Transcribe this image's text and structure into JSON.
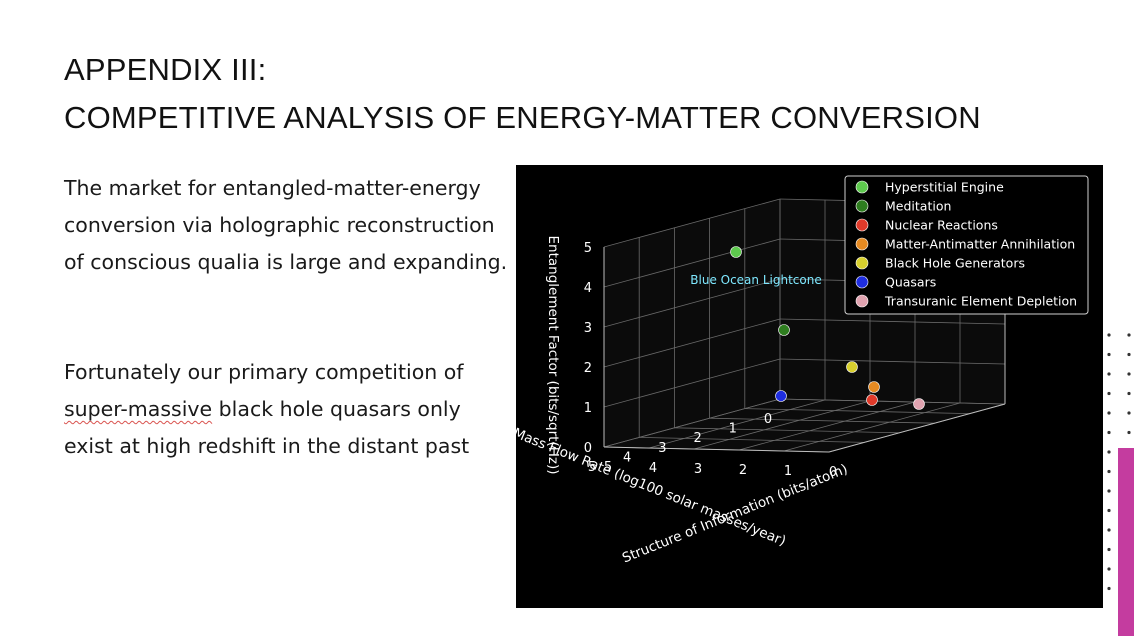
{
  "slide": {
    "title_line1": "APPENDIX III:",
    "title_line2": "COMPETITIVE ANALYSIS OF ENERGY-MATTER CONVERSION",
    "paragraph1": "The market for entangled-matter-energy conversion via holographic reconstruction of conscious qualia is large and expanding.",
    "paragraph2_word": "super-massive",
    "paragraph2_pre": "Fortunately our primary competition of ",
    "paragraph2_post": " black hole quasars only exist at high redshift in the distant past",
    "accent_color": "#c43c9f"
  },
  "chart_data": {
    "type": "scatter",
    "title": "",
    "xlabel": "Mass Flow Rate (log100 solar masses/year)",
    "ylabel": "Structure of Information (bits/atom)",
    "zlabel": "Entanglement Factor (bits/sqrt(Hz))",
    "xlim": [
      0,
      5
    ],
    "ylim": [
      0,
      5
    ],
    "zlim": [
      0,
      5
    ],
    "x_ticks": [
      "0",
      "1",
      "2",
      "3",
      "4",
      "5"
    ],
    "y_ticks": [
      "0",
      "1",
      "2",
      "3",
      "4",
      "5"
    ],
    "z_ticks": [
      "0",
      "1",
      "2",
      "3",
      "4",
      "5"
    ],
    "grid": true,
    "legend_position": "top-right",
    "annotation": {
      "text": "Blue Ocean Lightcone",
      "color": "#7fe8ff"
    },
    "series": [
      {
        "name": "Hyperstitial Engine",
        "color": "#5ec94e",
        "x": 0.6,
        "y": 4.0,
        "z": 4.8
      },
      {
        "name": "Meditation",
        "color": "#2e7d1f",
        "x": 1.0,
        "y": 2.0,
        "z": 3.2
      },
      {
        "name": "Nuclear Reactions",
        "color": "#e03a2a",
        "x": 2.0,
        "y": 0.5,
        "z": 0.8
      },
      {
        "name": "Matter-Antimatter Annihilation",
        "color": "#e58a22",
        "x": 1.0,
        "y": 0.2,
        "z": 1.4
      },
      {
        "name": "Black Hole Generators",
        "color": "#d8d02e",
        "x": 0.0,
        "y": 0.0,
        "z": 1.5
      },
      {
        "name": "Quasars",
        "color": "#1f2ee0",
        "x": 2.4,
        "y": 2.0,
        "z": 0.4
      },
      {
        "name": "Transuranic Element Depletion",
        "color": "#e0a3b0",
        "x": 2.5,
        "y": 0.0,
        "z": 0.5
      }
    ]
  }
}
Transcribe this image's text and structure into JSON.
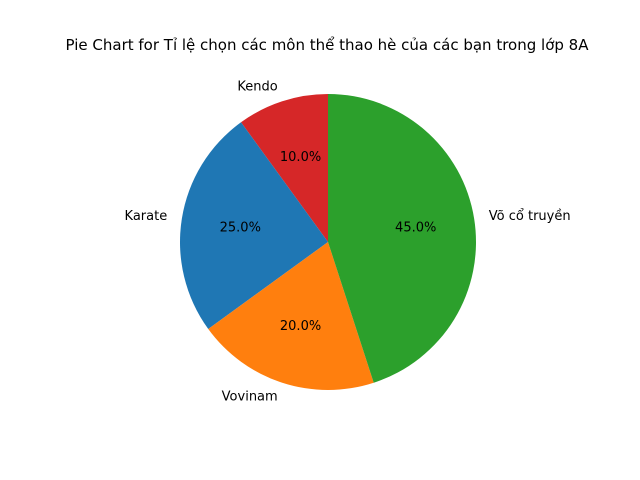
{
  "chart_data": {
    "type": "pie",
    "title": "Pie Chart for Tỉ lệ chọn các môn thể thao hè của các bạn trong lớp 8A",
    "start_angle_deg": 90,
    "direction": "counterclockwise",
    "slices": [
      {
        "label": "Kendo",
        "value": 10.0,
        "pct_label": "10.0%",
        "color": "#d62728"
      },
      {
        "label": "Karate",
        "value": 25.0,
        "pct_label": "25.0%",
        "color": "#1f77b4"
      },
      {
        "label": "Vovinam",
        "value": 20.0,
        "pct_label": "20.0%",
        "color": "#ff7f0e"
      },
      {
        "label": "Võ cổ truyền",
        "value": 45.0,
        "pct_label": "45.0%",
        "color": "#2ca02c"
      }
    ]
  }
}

Exercise brief:
Without the pictures, restate all the entries above exactly.

Answer to the problem:
Transcribe this image's text and structure into JSON.
{
  "slide": {
    "title_line1": "APPENDIX III:",
    "title_line2": "COMPETITIVE ANALYSIS OF ENERGY-MATTER CONVERSION",
    "paragraph1": "The market for entangled-matter-energy conversion via holographic reconstruction of conscious qualia is large and expanding.",
    "paragraph2_word": "super-massive",
    "paragraph2_pre": "Fortunately our primary competition of ",
    "paragraph2_post": " black hole quasars only exist at high redshift in the distant past",
    "accent_color": "#c43c9f"
  },
  "chart_data": {
    "type": "scatter",
    "title": "",
    "xlabel": "Mass Flow Rate (log100 solar masses/year)",
    "ylabel": "Structure of Information (bits/atom)",
    "zlabel": "Entanglement Factor (bits/sqrt(Hz))",
    "xlim": [
      0,
      5
    ],
    "ylim": [
      0,
      5
    ],
    "zlim": [
      0,
      5
    ],
    "x_ticks": [
      "0",
      "1",
      "2",
      "3",
      "4",
      "5"
    ],
    "y_ticks": [
      "0",
      "1",
      "2",
      "3",
      "4",
      "5"
    ],
    "z_ticks": [
      "0",
      "1",
      "2",
      "3",
      "4",
      "5"
    ],
    "grid": true,
    "legend_position": "top-right",
    "annotation": {
      "text": "Blue Ocean Lightcone",
      "color": "#7fe8ff"
    },
    "series": [
      {
        "name": "Hyperstitial Engine",
        "color": "#5ec94e",
        "x": 0.6,
        "y": 4.0,
        "z": 4.8
      },
      {
        "name": "Meditation",
        "color": "#2e7d1f",
        "x": 1.0,
        "y": 2.0,
        "z": 3.2
      },
      {
        "name": "Nuclear Reactions",
        "color": "#e03a2a",
        "x": 2.0,
        "y": 0.5,
        "z": 0.8
      },
      {
        "name": "Matter-Antimatter Annihilation",
        "color": "#e58a22",
        "x": 1.0,
        "y": 0.2,
        "z": 1.4
      },
      {
        "name": "Black Hole Generators",
        "color": "#d8d02e",
        "x": 0.0,
        "y": 0.0,
        "z": 1.5
      },
      {
        "name": "Quasars",
        "color": "#1f2ee0",
        "x": 2.4,
        "y": 2.0,
        "z": 0.4
      },
      {
        "name": "Transuranic Element Depletion",
        "color": "#e0a3b0",
        "x": 2.5,
        "y": 0.0,
        "z": 0.5
      }
    ]
  }
}
Transcribe this image's text and structure into JSON.
{
  "chart_data": {
    "type": "pie",
    "title": "Pie Chart for Tỉ lệ chọn các môn thể thao hè của các bạn trong lớp 8A",
    "start_angle_deg": 90,
    "direction": "counterclockwise",
    "slices": [
      {
        "label": "Kendo",
        "value": 10.0,
        "pct_label": "10.0%",
        "color": "#d62728"
      },
      {
        "label": "Karate",
        "value": 25.0,
        "pct_label": "25.0%",
        "color": "#1f77b4"
      },
      {
        "label": "Vovinam",
        "value": 20.0,
        "pct_label": "20.0%",
        "color": "#ff7f0e"
      },
      {
        "label": "Võ cổ truyền",
        "value": 45.0,
        "pct_label": "45.0%",
        "color": "#2ca02c"
      }
    ]
  }
}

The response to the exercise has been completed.